* Aim of the task
Your task is to copy every line below that contains the word "мест".

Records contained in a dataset
#####
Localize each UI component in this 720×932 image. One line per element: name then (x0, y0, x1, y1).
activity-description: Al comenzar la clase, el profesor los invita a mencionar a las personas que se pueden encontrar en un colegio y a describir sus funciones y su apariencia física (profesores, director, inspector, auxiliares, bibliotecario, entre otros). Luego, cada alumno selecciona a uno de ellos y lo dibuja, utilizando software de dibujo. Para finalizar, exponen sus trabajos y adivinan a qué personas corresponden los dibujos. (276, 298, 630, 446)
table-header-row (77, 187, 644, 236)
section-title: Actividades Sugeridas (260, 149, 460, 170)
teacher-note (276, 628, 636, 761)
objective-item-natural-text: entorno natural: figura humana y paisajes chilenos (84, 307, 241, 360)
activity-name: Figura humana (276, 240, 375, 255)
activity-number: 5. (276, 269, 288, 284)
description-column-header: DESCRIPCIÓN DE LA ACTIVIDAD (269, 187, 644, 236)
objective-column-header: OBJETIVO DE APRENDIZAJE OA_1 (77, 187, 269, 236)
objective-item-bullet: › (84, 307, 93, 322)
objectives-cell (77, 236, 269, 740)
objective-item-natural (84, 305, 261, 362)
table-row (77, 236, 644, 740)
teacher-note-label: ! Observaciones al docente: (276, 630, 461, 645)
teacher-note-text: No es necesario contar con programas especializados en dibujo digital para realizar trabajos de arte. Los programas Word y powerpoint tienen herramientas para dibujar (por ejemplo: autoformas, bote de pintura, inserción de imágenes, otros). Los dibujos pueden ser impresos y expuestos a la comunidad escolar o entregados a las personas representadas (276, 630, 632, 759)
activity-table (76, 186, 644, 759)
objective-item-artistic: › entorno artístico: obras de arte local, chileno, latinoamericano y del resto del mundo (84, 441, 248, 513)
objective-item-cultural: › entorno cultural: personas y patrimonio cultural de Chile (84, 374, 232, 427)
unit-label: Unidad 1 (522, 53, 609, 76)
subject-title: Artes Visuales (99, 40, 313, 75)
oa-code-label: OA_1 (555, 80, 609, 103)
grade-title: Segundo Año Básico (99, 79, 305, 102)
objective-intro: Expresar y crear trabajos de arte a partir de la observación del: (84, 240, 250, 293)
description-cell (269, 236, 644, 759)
#####
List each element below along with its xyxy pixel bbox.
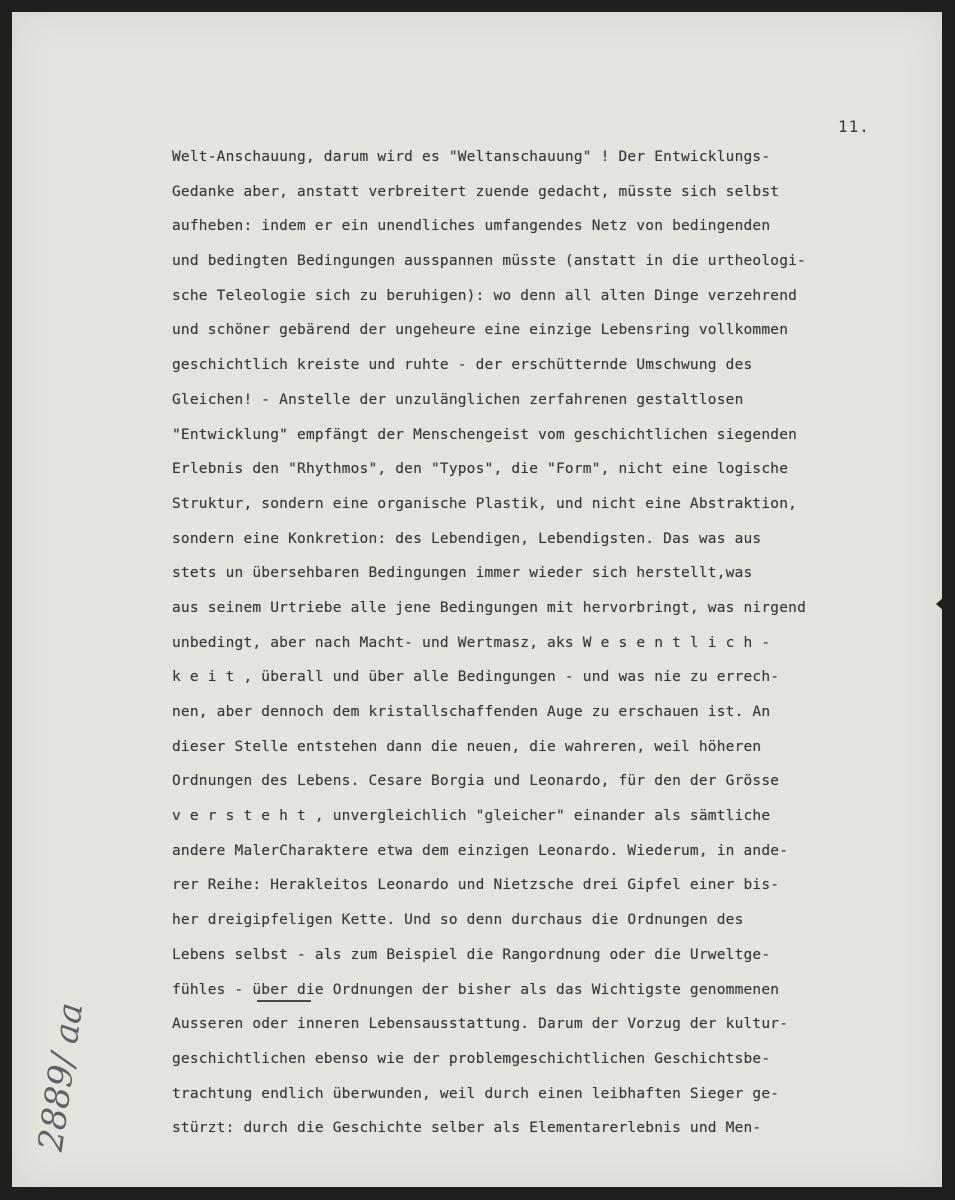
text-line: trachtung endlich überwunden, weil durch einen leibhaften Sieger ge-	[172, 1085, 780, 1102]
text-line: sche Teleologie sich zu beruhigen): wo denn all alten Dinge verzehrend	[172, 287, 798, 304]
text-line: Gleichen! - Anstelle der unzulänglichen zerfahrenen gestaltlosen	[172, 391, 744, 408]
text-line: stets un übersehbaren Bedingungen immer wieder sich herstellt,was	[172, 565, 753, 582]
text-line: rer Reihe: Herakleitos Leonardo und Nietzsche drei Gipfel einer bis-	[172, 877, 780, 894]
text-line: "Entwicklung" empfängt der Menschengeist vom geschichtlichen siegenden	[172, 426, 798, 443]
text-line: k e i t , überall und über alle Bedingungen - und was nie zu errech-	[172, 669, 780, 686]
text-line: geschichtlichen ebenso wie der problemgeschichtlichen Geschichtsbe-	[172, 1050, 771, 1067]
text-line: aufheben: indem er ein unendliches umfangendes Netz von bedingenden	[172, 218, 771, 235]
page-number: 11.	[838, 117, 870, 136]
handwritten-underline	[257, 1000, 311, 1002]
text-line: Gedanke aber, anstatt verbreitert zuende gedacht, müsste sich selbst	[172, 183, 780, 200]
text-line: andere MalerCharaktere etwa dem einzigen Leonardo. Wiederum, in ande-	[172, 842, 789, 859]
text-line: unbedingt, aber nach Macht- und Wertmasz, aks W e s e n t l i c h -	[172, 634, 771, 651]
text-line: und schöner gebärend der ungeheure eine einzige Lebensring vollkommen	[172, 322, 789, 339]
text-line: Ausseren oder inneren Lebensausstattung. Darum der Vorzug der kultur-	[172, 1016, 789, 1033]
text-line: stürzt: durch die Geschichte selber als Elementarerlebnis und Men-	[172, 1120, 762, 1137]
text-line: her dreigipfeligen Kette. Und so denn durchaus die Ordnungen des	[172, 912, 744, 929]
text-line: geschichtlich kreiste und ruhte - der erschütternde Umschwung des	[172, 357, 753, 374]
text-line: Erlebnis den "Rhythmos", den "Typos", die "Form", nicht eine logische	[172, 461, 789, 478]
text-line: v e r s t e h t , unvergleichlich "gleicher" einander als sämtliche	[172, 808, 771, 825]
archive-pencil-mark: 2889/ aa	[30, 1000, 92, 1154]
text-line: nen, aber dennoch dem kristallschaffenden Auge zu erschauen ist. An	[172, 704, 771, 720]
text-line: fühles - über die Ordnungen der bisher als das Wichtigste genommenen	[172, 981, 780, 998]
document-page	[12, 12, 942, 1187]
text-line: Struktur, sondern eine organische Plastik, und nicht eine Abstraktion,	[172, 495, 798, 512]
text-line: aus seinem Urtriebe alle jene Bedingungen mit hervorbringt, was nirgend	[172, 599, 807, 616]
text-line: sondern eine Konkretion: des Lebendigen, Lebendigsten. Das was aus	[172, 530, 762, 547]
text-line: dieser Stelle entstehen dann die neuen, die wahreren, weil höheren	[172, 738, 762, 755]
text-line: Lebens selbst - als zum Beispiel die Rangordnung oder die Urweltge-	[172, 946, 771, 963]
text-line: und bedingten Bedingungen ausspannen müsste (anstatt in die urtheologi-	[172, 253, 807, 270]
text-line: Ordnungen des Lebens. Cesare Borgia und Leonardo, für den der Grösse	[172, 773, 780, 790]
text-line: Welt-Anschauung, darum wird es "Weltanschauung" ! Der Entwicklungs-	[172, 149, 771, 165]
#####
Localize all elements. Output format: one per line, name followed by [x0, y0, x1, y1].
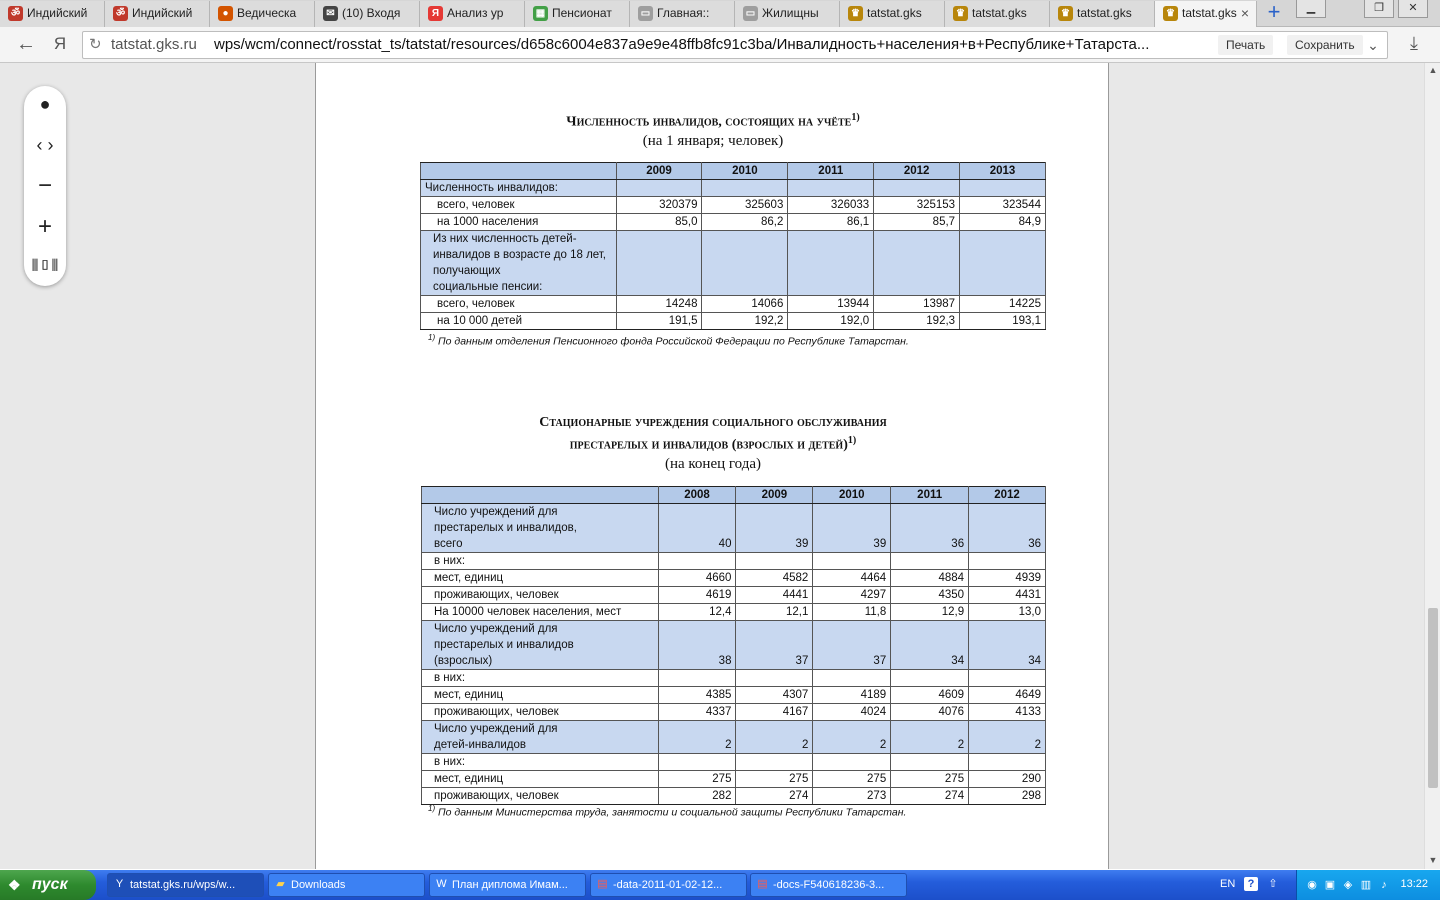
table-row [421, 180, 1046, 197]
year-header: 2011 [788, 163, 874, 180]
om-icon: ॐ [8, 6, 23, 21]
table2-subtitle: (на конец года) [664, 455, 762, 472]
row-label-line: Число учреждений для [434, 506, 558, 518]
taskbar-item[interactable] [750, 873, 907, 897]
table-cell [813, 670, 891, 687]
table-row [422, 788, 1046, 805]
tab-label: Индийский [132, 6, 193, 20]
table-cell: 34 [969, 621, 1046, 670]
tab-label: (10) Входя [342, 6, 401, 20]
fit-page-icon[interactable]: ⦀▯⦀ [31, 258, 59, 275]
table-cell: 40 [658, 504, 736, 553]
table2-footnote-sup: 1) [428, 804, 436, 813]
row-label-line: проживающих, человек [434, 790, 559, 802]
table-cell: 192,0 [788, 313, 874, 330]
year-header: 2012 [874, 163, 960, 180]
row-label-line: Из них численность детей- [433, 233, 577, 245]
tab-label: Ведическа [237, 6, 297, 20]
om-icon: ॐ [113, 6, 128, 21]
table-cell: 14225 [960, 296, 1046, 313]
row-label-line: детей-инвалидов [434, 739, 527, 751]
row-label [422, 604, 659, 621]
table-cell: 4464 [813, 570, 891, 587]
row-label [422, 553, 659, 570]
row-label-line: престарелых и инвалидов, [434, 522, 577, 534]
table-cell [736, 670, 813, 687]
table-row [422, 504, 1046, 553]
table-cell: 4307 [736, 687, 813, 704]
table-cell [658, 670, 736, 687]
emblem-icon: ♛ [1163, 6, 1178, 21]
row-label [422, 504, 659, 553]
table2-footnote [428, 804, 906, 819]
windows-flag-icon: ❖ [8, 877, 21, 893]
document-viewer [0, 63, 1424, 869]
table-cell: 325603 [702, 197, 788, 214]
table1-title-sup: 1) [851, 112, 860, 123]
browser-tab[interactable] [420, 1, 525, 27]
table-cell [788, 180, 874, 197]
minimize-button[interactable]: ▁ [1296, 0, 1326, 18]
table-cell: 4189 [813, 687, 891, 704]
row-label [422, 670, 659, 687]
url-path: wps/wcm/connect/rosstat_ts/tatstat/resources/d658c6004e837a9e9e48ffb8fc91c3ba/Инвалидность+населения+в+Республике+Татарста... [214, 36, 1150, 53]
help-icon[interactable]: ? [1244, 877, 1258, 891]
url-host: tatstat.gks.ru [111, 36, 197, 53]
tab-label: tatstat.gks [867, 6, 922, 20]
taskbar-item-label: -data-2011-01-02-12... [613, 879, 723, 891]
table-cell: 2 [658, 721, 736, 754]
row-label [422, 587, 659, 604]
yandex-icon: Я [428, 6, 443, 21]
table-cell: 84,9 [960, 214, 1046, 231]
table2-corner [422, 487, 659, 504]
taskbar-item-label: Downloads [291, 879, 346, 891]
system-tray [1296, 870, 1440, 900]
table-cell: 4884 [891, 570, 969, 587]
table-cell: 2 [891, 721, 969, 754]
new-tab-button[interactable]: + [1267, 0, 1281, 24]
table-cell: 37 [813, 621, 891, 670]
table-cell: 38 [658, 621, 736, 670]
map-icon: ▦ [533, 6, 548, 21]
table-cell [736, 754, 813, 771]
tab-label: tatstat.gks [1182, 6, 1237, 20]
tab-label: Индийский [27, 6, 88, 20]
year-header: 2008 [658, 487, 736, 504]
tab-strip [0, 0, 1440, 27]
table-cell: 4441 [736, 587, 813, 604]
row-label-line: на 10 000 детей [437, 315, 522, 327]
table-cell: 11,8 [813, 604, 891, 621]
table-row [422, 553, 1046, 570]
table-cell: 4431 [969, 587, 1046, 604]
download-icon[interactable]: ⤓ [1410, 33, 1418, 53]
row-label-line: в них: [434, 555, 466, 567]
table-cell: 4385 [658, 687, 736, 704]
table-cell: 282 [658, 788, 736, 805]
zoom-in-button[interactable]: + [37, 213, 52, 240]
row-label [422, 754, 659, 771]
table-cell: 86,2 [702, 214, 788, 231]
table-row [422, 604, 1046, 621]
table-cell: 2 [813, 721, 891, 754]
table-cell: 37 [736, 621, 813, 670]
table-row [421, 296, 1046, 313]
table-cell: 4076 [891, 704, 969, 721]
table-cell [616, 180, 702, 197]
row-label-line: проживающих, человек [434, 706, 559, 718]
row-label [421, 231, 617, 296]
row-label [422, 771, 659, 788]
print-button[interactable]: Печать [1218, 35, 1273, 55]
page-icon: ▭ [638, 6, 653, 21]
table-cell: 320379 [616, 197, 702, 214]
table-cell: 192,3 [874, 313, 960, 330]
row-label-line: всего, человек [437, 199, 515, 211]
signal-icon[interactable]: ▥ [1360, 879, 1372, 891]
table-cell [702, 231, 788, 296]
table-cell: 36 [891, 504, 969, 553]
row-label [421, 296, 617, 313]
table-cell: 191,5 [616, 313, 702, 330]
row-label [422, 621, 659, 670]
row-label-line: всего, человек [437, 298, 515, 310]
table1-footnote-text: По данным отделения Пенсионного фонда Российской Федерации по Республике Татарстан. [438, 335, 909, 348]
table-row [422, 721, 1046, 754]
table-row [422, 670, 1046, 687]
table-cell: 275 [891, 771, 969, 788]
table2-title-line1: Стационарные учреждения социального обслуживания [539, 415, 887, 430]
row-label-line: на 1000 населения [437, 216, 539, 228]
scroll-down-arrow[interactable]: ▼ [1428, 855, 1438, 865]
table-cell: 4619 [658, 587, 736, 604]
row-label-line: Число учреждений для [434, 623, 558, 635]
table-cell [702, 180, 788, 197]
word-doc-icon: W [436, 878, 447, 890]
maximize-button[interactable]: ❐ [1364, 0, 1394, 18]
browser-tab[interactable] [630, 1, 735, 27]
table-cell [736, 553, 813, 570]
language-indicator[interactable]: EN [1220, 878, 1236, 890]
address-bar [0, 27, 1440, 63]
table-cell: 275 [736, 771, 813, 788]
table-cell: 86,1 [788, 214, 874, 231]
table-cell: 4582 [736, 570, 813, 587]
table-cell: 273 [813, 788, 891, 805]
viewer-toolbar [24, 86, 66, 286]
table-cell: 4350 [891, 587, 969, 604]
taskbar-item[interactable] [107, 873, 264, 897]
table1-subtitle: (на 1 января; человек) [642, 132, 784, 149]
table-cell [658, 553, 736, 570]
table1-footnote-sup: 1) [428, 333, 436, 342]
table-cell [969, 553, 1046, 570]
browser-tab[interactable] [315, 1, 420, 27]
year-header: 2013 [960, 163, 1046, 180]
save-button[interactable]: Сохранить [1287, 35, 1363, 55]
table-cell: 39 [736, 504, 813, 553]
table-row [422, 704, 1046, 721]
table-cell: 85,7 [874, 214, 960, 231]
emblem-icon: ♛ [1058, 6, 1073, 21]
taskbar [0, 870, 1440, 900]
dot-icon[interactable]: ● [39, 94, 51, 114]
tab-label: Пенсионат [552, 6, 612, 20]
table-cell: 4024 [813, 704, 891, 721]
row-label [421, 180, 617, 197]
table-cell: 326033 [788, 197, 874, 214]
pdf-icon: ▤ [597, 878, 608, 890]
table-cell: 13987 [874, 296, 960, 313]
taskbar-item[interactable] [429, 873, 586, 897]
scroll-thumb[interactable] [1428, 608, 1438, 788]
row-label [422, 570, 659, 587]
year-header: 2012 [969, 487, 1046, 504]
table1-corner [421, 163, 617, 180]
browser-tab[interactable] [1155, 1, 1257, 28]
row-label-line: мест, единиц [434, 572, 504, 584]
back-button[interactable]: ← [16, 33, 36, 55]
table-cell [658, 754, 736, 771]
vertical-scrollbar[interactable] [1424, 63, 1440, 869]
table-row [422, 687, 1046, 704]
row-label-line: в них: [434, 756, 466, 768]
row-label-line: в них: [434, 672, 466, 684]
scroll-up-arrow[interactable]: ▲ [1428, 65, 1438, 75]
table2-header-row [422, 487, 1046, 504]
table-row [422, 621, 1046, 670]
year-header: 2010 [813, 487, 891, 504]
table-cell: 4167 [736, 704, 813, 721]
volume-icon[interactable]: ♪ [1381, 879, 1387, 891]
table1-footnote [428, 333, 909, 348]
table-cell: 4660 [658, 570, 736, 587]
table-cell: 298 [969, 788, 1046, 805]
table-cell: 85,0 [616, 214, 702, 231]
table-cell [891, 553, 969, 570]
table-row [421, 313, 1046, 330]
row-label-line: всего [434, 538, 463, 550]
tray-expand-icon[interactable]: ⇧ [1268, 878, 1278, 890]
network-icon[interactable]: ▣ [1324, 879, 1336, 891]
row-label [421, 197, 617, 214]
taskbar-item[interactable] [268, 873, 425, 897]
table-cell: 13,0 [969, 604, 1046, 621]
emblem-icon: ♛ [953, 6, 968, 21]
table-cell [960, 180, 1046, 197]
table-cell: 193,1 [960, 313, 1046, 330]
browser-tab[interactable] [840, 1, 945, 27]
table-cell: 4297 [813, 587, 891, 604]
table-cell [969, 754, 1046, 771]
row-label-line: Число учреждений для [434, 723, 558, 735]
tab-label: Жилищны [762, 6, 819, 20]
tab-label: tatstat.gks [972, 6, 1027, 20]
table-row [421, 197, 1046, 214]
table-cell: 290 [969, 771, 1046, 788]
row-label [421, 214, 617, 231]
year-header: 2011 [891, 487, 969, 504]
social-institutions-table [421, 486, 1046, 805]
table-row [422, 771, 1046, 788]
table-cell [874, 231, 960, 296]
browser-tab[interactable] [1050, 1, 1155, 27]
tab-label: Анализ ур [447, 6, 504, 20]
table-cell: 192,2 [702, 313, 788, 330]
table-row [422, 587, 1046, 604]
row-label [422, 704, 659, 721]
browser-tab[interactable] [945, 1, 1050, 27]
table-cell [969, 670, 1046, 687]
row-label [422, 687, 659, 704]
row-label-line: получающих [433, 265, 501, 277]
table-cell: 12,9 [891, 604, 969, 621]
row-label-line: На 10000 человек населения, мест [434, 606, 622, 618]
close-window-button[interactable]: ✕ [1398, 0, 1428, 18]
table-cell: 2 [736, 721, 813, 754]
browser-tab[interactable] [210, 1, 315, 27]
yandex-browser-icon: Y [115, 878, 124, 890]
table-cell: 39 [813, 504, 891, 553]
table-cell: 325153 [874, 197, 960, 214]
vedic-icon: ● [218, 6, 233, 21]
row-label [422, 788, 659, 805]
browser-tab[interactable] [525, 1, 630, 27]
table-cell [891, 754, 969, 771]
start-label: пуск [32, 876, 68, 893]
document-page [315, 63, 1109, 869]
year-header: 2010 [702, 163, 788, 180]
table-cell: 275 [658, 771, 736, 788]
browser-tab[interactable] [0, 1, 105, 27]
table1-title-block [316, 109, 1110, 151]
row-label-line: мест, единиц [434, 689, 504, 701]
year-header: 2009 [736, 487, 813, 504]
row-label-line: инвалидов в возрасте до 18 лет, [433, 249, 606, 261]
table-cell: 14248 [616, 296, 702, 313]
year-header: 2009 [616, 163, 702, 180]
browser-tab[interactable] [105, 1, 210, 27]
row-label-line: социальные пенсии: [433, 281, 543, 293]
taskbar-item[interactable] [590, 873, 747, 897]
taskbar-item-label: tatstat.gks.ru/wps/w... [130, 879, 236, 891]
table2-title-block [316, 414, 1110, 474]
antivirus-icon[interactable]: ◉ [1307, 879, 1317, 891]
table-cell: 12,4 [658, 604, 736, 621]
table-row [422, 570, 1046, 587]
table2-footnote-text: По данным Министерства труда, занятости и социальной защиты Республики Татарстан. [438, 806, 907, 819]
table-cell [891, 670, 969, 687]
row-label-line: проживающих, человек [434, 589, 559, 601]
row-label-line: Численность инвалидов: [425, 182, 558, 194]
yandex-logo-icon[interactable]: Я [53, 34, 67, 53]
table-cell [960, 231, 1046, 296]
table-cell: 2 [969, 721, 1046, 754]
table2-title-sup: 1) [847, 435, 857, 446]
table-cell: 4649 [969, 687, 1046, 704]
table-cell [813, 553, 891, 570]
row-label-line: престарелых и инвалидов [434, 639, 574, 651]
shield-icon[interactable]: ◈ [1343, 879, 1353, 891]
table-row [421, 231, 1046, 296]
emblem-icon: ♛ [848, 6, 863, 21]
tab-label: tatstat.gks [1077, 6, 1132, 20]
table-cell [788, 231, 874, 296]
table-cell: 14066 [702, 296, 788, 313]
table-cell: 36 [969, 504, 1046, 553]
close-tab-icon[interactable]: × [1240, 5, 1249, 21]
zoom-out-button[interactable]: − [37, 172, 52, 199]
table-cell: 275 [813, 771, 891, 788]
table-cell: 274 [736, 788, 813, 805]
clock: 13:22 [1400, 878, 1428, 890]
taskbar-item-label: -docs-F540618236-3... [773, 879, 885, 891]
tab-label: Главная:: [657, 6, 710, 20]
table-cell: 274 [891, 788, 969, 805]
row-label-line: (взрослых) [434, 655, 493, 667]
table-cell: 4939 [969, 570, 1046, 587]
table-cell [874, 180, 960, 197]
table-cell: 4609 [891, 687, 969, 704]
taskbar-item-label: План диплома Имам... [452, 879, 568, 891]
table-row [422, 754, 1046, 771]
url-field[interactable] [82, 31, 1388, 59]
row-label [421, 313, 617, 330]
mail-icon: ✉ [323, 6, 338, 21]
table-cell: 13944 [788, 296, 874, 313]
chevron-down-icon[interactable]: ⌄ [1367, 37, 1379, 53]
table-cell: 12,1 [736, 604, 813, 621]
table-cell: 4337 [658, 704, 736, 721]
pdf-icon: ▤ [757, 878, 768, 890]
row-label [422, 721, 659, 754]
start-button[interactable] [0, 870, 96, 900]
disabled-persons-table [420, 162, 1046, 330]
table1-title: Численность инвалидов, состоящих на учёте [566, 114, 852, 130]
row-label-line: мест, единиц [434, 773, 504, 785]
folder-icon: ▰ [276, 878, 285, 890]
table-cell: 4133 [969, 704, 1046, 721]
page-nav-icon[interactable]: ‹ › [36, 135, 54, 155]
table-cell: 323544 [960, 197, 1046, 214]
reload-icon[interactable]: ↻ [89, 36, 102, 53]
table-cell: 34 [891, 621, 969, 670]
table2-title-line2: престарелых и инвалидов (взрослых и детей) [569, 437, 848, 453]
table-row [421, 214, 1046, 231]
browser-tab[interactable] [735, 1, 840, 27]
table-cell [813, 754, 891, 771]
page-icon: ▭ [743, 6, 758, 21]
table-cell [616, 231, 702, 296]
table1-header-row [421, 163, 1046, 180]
#####
* Written response
row-label-line: мест, единиц [434, 572, 504, 584]
row-label-line: На 10000 человек населения, мест [434, 606, 622, 618]
row-label-line: мест, единиц [434, 689, 504, 701]
row-label-line: мест, единиц [434, 773, 504, 785]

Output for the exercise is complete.